---- Supplied records
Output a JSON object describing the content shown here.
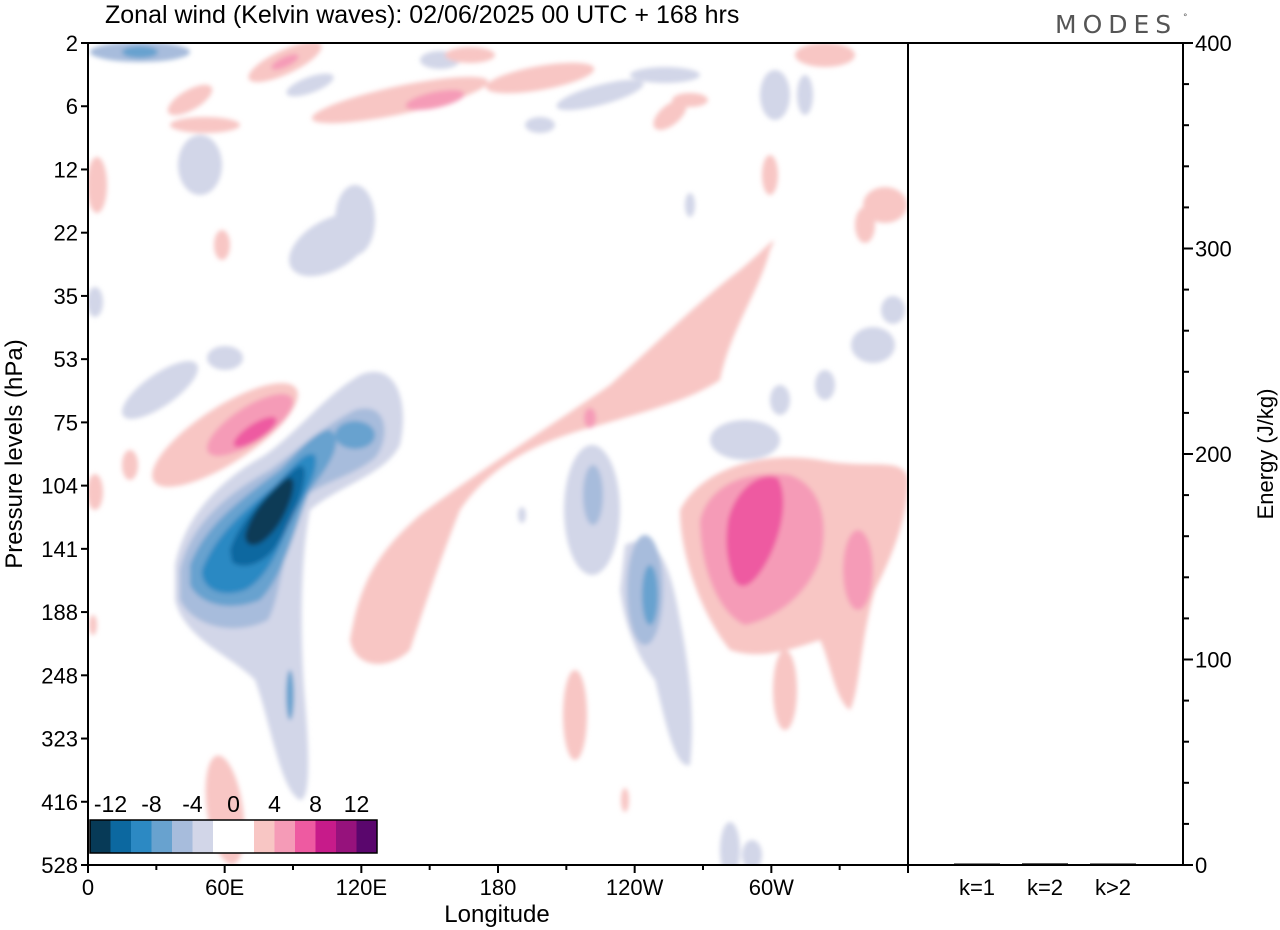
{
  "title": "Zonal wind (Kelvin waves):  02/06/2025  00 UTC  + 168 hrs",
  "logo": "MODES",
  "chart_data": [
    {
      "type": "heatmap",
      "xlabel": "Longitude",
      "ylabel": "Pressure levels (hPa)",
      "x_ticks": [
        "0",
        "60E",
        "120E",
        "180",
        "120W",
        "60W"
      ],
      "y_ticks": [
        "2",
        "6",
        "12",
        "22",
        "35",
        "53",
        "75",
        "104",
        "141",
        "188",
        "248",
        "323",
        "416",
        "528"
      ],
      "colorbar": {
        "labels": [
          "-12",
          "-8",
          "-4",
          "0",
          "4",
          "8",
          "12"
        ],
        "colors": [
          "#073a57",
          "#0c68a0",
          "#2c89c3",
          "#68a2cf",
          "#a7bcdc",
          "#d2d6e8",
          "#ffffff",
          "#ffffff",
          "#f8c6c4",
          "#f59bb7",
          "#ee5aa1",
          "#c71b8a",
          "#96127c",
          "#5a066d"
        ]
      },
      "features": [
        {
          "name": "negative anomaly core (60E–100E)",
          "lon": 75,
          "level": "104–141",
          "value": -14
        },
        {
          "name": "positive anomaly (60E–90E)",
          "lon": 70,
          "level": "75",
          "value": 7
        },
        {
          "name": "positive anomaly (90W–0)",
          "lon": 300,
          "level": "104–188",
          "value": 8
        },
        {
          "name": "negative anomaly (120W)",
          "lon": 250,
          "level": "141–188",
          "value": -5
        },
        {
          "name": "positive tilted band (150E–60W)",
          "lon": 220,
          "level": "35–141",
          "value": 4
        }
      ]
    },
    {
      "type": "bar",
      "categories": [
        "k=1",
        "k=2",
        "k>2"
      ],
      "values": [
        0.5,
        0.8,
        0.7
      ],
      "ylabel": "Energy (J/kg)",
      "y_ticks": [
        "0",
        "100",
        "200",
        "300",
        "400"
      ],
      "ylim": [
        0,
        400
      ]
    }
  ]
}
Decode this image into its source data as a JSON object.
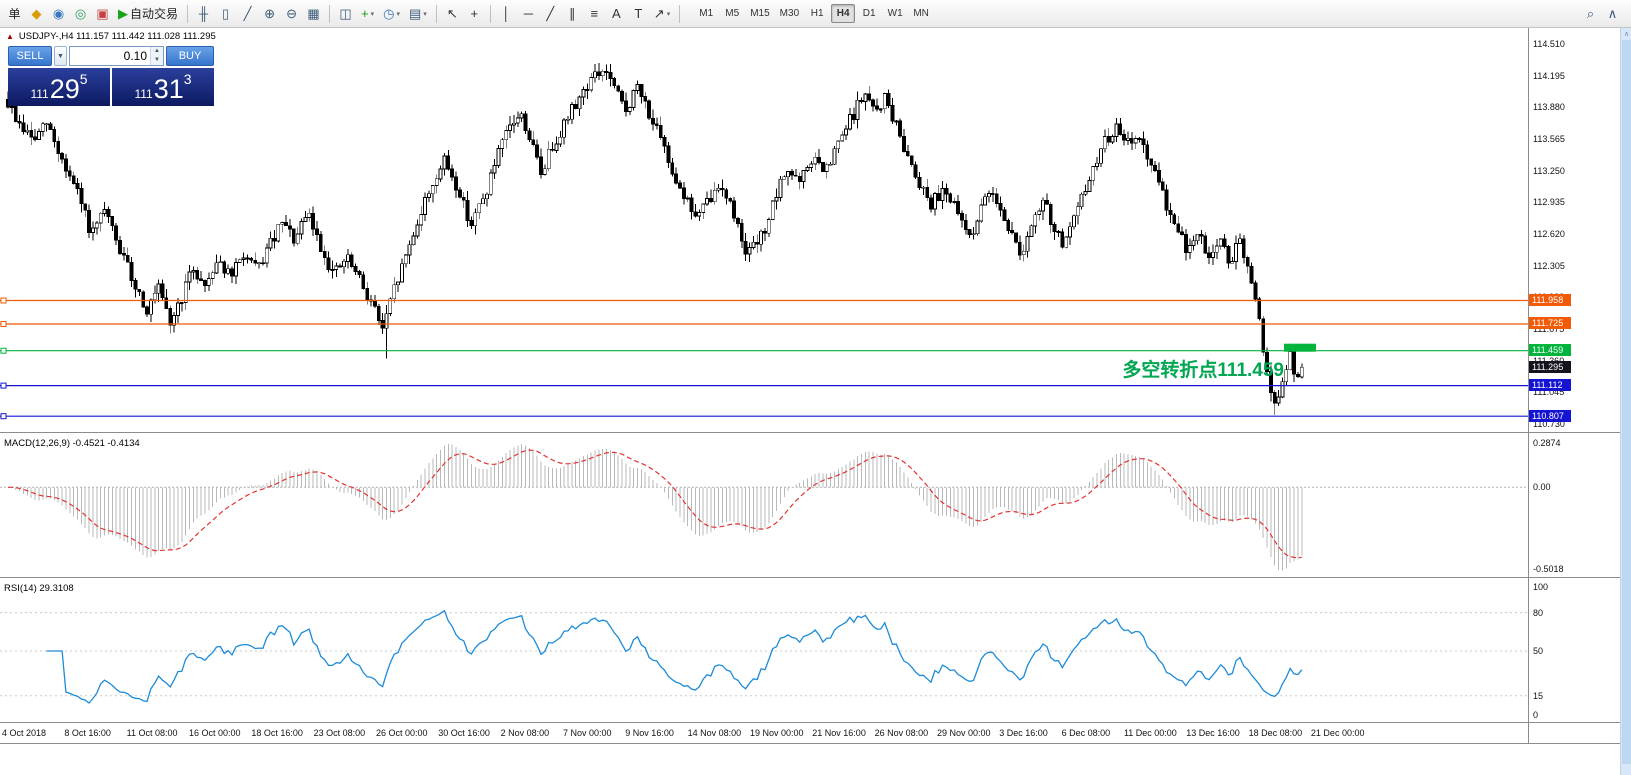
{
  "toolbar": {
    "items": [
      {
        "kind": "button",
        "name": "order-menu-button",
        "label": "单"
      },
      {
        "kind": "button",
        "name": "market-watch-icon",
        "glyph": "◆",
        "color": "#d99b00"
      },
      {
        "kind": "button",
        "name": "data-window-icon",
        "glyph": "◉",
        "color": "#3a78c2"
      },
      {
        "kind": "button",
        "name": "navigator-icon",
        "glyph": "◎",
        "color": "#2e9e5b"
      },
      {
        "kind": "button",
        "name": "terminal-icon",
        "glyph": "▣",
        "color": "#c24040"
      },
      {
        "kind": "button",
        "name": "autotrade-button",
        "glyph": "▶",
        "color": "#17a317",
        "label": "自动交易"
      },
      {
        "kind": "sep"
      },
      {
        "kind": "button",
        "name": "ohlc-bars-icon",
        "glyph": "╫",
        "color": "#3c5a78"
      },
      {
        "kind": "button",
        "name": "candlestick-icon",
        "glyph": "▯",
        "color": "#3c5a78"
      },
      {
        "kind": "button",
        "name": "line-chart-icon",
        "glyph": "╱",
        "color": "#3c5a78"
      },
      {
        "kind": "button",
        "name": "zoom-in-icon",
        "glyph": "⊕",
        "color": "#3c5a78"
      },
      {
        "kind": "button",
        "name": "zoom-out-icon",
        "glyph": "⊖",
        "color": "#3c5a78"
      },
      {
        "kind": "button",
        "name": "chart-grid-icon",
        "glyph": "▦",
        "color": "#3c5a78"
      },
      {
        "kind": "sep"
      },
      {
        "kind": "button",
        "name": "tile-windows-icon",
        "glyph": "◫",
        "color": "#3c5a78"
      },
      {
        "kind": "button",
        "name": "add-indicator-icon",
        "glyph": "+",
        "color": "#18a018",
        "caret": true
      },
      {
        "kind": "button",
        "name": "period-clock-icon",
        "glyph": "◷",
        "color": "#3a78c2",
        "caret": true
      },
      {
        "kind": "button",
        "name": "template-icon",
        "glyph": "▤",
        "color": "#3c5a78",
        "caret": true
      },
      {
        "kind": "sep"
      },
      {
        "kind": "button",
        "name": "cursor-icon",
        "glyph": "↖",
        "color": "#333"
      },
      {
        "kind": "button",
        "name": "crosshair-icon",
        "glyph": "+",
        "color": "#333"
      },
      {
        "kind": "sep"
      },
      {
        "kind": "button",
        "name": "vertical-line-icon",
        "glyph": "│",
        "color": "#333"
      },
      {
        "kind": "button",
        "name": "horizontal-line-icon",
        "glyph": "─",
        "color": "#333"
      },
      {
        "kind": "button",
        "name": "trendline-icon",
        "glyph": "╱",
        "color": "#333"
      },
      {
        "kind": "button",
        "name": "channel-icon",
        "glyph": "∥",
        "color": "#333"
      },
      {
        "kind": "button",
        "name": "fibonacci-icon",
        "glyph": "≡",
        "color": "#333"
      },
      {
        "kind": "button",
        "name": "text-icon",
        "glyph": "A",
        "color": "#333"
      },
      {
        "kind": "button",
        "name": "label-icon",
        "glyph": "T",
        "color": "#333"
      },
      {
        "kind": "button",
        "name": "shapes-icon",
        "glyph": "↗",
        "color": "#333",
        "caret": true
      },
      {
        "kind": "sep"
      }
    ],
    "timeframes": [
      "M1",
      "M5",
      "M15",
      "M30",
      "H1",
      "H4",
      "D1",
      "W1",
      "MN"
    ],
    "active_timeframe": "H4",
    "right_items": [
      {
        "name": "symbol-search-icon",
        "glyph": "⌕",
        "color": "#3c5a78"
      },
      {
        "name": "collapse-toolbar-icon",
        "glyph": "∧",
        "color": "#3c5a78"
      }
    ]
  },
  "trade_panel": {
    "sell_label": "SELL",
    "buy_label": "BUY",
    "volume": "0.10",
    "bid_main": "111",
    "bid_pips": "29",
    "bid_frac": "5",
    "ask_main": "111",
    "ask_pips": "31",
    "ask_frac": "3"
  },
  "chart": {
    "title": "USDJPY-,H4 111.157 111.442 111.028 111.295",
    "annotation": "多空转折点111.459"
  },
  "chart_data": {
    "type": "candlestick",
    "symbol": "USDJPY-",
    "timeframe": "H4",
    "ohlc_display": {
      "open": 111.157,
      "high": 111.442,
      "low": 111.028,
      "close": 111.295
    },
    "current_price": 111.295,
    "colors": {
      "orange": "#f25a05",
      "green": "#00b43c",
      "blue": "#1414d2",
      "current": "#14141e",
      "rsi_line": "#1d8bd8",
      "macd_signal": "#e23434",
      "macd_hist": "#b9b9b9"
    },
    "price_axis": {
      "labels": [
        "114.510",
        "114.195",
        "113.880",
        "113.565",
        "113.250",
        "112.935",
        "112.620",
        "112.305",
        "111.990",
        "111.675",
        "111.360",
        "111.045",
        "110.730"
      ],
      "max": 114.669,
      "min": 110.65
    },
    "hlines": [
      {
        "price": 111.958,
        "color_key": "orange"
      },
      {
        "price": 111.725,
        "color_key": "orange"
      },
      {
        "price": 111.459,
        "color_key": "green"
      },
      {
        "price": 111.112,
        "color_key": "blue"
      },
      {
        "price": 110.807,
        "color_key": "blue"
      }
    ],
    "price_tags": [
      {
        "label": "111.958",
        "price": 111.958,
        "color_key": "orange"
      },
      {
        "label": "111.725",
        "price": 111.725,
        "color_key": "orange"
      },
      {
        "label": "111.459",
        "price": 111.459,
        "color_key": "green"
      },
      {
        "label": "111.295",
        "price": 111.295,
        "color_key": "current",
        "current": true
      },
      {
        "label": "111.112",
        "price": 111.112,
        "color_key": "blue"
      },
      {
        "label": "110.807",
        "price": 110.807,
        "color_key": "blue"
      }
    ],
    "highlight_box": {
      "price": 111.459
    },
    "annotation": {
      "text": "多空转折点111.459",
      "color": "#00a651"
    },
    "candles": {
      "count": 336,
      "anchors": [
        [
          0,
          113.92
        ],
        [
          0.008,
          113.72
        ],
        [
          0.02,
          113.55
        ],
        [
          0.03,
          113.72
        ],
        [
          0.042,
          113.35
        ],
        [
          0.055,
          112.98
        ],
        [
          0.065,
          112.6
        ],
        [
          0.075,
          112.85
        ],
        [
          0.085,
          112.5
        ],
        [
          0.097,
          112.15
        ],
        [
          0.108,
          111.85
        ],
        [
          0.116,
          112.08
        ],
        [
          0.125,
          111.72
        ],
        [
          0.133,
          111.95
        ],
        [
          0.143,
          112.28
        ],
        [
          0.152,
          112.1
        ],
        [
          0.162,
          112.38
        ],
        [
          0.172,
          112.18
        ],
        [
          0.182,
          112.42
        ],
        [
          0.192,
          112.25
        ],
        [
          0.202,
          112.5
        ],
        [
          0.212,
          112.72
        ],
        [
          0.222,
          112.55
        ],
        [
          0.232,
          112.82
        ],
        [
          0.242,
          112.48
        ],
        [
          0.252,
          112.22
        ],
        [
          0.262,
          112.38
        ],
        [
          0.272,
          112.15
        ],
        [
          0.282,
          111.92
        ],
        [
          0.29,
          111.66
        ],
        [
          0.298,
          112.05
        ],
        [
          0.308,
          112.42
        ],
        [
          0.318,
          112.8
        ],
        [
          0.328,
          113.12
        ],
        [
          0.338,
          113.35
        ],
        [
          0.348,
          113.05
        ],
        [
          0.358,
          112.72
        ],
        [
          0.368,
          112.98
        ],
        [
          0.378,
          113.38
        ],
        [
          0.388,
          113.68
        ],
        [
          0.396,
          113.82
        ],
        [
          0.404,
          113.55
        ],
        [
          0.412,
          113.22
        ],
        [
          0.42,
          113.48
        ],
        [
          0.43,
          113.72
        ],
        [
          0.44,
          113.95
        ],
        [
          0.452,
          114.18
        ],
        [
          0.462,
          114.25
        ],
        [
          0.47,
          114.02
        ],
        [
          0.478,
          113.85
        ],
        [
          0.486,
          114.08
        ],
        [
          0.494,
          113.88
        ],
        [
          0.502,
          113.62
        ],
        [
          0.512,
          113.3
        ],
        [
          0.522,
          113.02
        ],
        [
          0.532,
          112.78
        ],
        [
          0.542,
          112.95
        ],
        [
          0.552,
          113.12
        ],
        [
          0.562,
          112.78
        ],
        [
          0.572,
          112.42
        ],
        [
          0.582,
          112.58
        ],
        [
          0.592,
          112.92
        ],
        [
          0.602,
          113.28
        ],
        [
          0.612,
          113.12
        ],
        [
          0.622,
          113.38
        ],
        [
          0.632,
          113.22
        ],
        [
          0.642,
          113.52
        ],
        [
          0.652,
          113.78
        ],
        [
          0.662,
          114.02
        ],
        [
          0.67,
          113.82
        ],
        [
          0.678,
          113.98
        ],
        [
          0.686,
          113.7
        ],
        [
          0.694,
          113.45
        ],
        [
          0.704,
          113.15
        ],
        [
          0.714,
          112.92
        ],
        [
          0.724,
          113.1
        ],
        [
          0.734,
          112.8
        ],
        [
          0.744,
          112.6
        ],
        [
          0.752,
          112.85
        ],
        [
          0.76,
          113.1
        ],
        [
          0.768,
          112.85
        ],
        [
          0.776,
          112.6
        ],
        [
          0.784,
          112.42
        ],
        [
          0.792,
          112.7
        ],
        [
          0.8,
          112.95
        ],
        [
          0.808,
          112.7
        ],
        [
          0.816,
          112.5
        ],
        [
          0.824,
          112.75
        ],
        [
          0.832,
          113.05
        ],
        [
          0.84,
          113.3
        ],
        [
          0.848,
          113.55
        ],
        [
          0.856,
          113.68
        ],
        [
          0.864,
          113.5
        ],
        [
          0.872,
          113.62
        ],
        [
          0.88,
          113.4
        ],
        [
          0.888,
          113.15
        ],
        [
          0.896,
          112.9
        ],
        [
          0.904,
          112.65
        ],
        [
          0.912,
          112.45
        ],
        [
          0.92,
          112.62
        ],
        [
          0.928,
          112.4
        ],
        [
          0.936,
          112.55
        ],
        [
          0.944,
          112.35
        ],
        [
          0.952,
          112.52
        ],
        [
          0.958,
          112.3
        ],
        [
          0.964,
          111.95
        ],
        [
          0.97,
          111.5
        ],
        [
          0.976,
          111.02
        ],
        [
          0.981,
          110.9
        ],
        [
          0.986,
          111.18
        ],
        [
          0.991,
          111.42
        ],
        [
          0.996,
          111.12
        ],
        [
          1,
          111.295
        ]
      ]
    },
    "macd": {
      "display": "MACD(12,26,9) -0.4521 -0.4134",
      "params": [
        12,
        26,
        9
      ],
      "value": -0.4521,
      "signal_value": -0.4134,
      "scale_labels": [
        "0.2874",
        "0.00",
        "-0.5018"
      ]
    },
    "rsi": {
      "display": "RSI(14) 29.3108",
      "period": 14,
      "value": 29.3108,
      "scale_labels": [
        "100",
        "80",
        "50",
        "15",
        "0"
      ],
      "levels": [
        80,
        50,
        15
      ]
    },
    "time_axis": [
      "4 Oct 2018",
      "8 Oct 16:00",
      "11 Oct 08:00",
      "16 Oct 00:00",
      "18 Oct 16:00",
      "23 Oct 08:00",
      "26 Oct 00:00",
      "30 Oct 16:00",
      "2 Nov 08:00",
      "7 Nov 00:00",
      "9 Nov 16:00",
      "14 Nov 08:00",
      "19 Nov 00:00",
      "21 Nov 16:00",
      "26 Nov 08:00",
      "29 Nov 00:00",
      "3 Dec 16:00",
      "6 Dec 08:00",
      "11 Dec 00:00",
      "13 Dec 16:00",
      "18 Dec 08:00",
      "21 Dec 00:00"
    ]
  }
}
--------
The exercise: Write down only how many lines in the listing contain the word "anomaly".

Complete response: 4